## Work to complete
List each line holding the string "beginners".

## Records supplied
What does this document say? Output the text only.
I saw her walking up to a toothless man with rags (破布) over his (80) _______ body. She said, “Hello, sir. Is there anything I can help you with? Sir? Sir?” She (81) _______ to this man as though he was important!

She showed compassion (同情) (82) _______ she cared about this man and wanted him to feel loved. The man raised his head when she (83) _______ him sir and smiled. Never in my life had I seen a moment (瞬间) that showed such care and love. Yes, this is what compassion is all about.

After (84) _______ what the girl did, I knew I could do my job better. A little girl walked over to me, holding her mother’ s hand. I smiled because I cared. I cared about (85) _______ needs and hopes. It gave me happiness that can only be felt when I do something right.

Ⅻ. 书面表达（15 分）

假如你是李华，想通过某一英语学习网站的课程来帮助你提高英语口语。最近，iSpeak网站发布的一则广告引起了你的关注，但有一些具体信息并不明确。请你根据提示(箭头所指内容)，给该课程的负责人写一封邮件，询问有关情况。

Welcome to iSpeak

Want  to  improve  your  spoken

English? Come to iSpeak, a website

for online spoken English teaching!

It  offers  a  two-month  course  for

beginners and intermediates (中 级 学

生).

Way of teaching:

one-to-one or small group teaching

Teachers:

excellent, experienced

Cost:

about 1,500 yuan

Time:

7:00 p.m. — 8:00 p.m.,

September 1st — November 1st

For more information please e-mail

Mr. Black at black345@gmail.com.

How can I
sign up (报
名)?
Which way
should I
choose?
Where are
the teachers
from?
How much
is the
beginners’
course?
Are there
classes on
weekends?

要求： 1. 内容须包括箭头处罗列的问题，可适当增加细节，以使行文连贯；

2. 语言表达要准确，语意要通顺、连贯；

## Worked solution
beginners and intermediates (中 级 学
beginners’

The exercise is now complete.